-------- DATA TO USE --------

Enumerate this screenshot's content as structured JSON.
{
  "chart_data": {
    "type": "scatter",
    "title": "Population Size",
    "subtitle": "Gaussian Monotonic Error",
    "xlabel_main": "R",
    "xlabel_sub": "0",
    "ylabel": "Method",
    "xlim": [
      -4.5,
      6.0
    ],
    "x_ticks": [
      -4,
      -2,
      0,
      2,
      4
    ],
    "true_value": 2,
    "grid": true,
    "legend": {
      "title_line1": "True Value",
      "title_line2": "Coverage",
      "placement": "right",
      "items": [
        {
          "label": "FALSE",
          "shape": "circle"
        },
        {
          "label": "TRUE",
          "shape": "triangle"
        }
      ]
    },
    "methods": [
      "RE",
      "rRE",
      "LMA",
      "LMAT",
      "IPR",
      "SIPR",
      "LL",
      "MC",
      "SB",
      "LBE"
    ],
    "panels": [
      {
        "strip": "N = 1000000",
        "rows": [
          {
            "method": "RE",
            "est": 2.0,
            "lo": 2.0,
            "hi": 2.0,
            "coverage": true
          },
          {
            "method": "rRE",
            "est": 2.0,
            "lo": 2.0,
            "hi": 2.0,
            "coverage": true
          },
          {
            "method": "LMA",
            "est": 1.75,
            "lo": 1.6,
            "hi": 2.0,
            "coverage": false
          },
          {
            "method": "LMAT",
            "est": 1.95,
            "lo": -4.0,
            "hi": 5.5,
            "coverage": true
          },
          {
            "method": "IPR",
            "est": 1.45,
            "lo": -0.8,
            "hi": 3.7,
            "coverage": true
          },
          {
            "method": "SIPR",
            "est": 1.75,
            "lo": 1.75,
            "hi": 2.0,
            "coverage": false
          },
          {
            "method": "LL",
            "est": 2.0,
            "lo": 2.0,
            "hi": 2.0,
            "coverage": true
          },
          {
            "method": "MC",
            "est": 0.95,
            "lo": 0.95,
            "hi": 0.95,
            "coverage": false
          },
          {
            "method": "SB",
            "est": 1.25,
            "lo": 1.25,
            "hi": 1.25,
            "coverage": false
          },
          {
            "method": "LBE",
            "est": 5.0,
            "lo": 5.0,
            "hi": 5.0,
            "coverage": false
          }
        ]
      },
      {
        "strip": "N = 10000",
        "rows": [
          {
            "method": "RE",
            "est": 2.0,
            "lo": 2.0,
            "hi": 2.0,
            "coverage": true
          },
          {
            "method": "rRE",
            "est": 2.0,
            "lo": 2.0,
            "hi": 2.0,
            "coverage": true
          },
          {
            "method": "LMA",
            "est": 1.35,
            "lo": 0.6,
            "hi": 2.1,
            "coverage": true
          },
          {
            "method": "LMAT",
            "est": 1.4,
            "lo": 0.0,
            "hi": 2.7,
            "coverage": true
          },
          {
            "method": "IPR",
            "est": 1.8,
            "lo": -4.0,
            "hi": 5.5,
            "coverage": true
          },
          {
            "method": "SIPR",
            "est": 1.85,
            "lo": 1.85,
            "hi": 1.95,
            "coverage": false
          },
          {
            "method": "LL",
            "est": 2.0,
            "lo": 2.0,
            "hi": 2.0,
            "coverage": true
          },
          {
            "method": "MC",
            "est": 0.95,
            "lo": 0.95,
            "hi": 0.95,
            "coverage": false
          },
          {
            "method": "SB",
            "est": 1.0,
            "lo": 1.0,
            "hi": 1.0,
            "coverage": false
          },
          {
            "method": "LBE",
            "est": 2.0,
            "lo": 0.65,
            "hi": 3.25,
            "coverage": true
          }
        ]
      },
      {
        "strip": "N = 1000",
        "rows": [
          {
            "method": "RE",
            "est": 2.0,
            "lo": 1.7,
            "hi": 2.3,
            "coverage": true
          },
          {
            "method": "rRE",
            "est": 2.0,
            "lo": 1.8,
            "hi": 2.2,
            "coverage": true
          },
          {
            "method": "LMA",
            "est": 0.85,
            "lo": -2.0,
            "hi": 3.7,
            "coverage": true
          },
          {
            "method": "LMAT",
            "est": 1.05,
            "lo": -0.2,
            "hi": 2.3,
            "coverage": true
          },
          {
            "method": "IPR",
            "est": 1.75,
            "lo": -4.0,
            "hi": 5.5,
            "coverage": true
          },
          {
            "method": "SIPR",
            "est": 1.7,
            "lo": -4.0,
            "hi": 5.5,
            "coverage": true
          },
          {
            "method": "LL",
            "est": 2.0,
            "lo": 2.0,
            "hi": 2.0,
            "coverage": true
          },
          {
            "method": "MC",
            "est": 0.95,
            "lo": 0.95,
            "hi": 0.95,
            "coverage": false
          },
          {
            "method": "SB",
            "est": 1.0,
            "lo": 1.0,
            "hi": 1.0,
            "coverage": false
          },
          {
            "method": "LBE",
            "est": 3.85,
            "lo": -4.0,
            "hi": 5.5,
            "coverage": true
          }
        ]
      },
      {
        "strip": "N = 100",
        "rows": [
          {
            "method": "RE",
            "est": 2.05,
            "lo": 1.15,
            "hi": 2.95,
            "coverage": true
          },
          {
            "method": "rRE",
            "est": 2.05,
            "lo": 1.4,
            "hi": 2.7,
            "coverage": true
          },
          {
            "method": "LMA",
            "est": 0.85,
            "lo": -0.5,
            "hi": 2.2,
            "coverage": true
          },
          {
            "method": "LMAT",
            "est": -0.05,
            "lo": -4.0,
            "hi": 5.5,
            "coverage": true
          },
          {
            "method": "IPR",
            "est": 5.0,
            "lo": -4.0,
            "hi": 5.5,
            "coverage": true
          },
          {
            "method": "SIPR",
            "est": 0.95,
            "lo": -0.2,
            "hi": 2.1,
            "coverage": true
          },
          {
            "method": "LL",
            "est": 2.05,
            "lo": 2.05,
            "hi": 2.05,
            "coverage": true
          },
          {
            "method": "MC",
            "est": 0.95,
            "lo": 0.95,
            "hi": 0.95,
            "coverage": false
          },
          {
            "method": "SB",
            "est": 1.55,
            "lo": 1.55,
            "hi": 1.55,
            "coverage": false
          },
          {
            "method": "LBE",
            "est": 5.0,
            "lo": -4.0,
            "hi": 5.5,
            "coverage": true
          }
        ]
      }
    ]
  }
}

--------

• **INSTRUCTION**
Restate every entry word for word.

• **WORKED ANSWER**
Enumerate this screenshot's content as structured JSON.
{
  "chart_data": {
    "type": "scatter",
    "title": "Population Size",
    "subtitle": "Gaussian Monotonic Error",
    "xlabel_main": "R",
    "xlabel_sub": "0",
    "ylabel": "Method",
    "xlim": [
      -4.5,
      6.0
    ],
    "x_ticks": [
      -4,
      -2,
      0,
      2,
      4
    ],
    "true_value": 2,
    "grid": true,
    "legend": {
      "title_line1": "True Value",
      "title_line2": "Coverage",
      "placement": "right",
      "items": [
        {
          "label": "FALSE",
          "shape": "circle"
        },
        {
          "label": "TRUE",
          "shape": "triangle"
        }
      ]
    },
    "methods": [
      "RE",
      "rRE",
      "LMA",
      "LMAT",
      "IPR",
      "SIPR",
      "LL",
      "MC",
      "SB",
      "LBE"
    ],
    "panels": [
      {
        "strip": "N = 1000000",
        "rows": [
          {
            "method": "RE",
            "est": 2.0,
            "lo": 2.0,
            "hi": 2.0,
            "coverage": true
          },
          {
            "method": "rRE",
            "est": 2.0,
            "lo": 2.0,
            "hi": 2.0,
            "coverage": true
          },
          {
            "method": "LMA",
            "est": 1.75,
            "lo": 1.6,
            "hi": 2.0,
            "coverage": false
          },
          {
            "method": "LMAT",
            "est": 1.95,
            "lo": -4.0,
            "hi": 5.5,
            "coverage": true
          },
          {
            "method": "IPR",
            "est": 1.45,
            "lo": -0.8,
            "hi": 3.7,
            "coverage": true
          },
          {
            "method": "SIPR",
            "est": 1.75,
            "lo": 1.75,
            "hi": 2.0,
            "coverage": false
          },
          {
            "method": "LL",
            "est": 2.0,
            "lo": 2.0,
            "hi": 2.0,
            "coverage": true
          },
          {
            "method": "MC",
            "est": 0.95,
            "lo": 0.95,
            "hi": 0.95,
            "coverage": false
          },
          {
            "method": "SB",
            "est": 1.25,
            "lo": 1.25,
            "hi": 1.25,
            "coverage": false
          },
          {
            "method": "LBE",
            "est": 5.0,
            "lo": 5.0,
            "hi": 5.0,
            "coverage": false
          }
        ]
      },
      {
        "strip": "N = 10000",
        "rows": [
          {
            "method": "RE",
            "est": 2.0,
            "lo": 2.0,
            "hi": 2.0,
            "coverage": true
          },
          {
            "method": "rRE",
            "est": 2.0,
            "lo": 2.0,
            "hi": 2.0,
            "coverage": true
          },
          {
            "method": "LMA",
            "est": 1.35,
            "lo": 0.6,
            "hi": 2.1,
            "coverage": true
          },
          {
            "method": "LMAT",
            "est": 1.4,
            "lo": 0.0,
            "hi": 2.7,
            "coverage": true
          },
          {
            "method": "IPR",
            "est": 1.8,
            "lo": -4.0,
            "hi": 5.5,
            "coverage": true
          },
          {
            "method": "SIPR",
            "est": 1.85,
            "lo": 1.85,
            "hi": 1.95,
            "coverage": false
          },
          {
            "method": "LL",
            "est": 2.0,
            "lo": 2.0,
            "hi": 2.0,
            "coverage": true
          },
          {
            "method": "MC",
            "est": 0.95,
            "lo": 0.95,
            "hi": 0.95,
            "coverage": false
          },
          {
            "method": "SB",
            "est": 1.0,
            "lo": 1.0,
            "hi": 1.0,
            "coverage": false
          },
          {
            "method": "LBE",
            "est": 2.0,
            "lo": 0.65,
            "hi": 3.25,
            "coverage": true
          }
        ]
      },
      {
        "strip": "N = 1000",
        "rows": [
          {
            "method": "RE",
            "est": 2.0,
            "lo": 1.7,
            "hi": 2.3,
            "coverage": true
          },
          {
            "method": "rRE",
            "est": 2.0,
            "lo": 1.8,
            "hi": 2.2,
            "coverage": true
          },
          {
            "method": "LMA",
            "est": 0.85,
            "lo": -2.0,
            "hi": 3.7,
            "coverage": true
          },
          {
            "method": "LMAT",
            "est": 1.05,
            "lo": -0.2,
            "hi": 2.3,
            "coverage": true
          },
          {
            "method": "IPR",
            "est": 1.75,
            "lo": -4.0,
            "hi": 5.5,
            "coverage": true
          },
          {
            "method": "SIPR",
            "est": 1.7,
            "lo": -4.0,
            "hi": 5.5,
            "coverage": true
          },
          {
            "method": "LL",
            "est": 2.0,
            "lo": 2.0,
            "hi": 2.0,
            "coverage": true
          },
          {
            "method": "MC",
            "est": 0.95,
            "lo": 0.95,
            "hi": 0.95,
            "coverage": false
          },
          {
            "method": "SB",
            "est": 1.0,
            "lo": 1.0,
            "hi": 1.0,
            "coverage": false
          },
          {
            "method": "LBE",
            "est": 3.85,
            "lo": -4.0,
            "hi": 5.5,
            "coverage": true
          }
        ]
      },
      {
        "strip": "N = 100",
        "rows": [
          {
            "method": "RE",
            "est": 2.05,
            "lo": 1.15,
            "hi": 2.95,
            "coverage": true
          },
          {
            "method": "rRE",
            "est": 2.05,
            "lo": 1.4,
            "hi": 2.7,
            "coverage": true
          },
          {
            "method": "LMA",
            "est": 0.85,
            "lo": -0.5,
            "hi": 2.2,
            "coverage": true
          },
          {
            "method": "LMAT",
            "est": -0.05,
            "lo": -4.0,
            "hi": 5.5,
            "coverage": true
          },
          {
            "method": "IPR",
            "est": 5.0,
            "lo": -4.0,
            "hi": 5.5,
            "coverage": true
          },
          {
            "method": "SIPR",
            "est": 0.95,
            "lo": -0.2,
            "hi": 2.1,
            "coverage": true
          },
          {
            "method": "LL",
            "est": 2.05,
            "lo": 2.05,
            "hi": 2.05,
            "coverage": true
          },
          {
            "method": "MC",
            "est": 0.95,
            "lo": 0.95,
            "hi": 0.95,
            "coverage": false
          },
          {
            "method": "SB",
            "est": 1.55,
            "lo": 1.55,
            "hi": 1.55,
            "coverage": false
          },
          {
            "method": "LBE",
            "est": 5.0,
            "lo": -4.0,
            "hi": 5.5,
            "coverage": true
          }
        ]
      }
    ]
  }
}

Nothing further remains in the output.